----- Data rows

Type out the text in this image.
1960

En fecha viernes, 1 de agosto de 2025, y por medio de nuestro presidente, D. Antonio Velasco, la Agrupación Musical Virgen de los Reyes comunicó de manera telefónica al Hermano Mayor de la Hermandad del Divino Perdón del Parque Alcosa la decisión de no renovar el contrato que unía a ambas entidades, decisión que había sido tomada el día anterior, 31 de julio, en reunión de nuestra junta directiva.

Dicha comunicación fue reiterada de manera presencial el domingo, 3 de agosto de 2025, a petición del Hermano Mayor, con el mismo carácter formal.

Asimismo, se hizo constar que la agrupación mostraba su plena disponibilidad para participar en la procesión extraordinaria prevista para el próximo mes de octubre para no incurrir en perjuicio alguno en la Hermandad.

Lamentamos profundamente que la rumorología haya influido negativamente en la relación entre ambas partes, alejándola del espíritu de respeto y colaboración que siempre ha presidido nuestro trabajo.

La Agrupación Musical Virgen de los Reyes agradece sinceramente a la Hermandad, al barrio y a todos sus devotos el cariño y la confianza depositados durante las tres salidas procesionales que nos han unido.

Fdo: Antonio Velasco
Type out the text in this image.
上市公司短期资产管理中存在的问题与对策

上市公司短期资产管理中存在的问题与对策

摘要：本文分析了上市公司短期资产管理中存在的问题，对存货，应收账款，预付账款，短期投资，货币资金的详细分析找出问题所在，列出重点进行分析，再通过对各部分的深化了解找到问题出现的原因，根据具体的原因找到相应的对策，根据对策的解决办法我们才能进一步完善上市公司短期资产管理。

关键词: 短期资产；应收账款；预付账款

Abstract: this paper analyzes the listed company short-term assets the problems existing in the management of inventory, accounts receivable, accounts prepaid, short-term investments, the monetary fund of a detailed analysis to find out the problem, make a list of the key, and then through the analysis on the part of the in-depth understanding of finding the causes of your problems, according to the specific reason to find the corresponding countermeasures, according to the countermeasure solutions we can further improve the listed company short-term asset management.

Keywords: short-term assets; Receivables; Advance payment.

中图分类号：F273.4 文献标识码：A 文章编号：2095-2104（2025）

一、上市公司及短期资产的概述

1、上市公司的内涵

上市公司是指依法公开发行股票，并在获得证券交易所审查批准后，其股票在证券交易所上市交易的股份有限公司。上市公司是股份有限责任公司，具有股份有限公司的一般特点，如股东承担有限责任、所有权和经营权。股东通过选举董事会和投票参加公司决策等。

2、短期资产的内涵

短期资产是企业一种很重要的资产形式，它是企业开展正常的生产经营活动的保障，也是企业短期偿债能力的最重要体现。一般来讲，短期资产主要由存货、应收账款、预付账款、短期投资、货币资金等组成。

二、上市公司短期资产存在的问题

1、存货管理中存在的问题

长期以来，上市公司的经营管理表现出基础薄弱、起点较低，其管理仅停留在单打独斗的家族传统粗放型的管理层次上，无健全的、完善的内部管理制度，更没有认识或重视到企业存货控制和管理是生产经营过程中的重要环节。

----------

Your task is to extract all of the records exactly.

Type out the text in this image.
1960

En fecha viernes, 1 de agosto de 2025, y por medio de nuestro presidente, D. Antonio Velasco, la Agrupación Musical Virgen de los Reyes comunicó de manera telefónica al Hermano Mayor de la Hermandad del Divino Perdón del Parque Alcosa la decisión de no renovar el contrato que unía a ambas entidades, decisión que había sido tomada el día anterior, 31 de julio, en reunión de nuestra junta directiva.

Dicha comunicación fue reiterada de manera presencial el domingo, 3 de agosto de 2025, a petición del Hermano Mayor, con el mismo carácter formal.

Asimismo, se hizo constar que la agrupación mostraba su plena disponibilidad para participar en la procesión extraordinaria prevista para el próximo mes de octubre para no incurrir en perjuicio alguno en la Hermandad.

Lamentamos profundamente que la rumorología haya influido negativamente en la relación entre ambas partes, alejándola del espíritu de respeto y colaboración que siempre ha presidido nuestro trabajo.

La Agrupación Musical Virgen de los Reyes agradece sinceramente a la Hermandad, al barrio y a todos sus devotos el cariño y la confianza depositados durante las tres salidas procesionales que nos han unido.

Fdo: Antonio Velasco
Type out the text in this image.
上市公司短期资产管理中存在的问题与对策

上市公司短期资产管理中存在的问题与对策

摘要：本文分析了上市公司短期资产管理中存在的问题，对存货，应收账款，预付账款，短期投资，货币资金的详细分析找出问题所在，列出重点进行分析，再通过对各部分的深化了解找到问题出现的原因，根据具体的原因找到相应的对策，根据对策的解决办法我们才能进一步完善上市公司短期资产管理。

关键词: 短期资产；应收账款；预付账款

Abstract: this paper analyzes the listed company short-term assets the problems existing in the management of inventory, accounts receivable, accounts prepaid, short-term investments, the monetary fund of a detailed analysis to find out the problem, make a list of the key, and then through the analysis on the part of the in-depth understanding of finding the causes of your problems, according to the specific reason to find the corresponding countermeasures, according to the countermeasure solutions we can further improve the listed company short-term asset management.

Keywords: short-term assets; Receivables; Advance payment.

中图分类号：F273.4 文献标识码：A 文章编号：2095-2104（2025）

一、上市公司及短期资产的概述

1、上市公司的内涵

上市公司是指依法公开发行股票，并在获得证券交易所审查批准后，其股票在证券交易所上市交易的股份有限公司。上市公司是股份有限责任公司，具有股份有限公司的一般特点，如股东承担有限责任、所有权和经营权。股东通过选举董事会和投票参加公司决策等。

2、短期资产的内涵

短期资产是企业一种很重要的资产形式，它是企业开展正常的生产经营活动的保障，也是企业短期偿债能力的最重要体现。一般来讲，短期资产主要由存货、应收账款、预付账款、短期投资、货币资金等组成。

二、上市公司短期资产存在的问题

1、存货管理中存在的问题

长期以来，上市公司的经营管理表现出基础薄弱、起点较低，其管理仅停留在单打独斗的家族传统粗放型的管理层次上，无健全的、完善的内部管理制度，更没有认识或重视到企业存货控制和管理是生产经营过程中的重要环节。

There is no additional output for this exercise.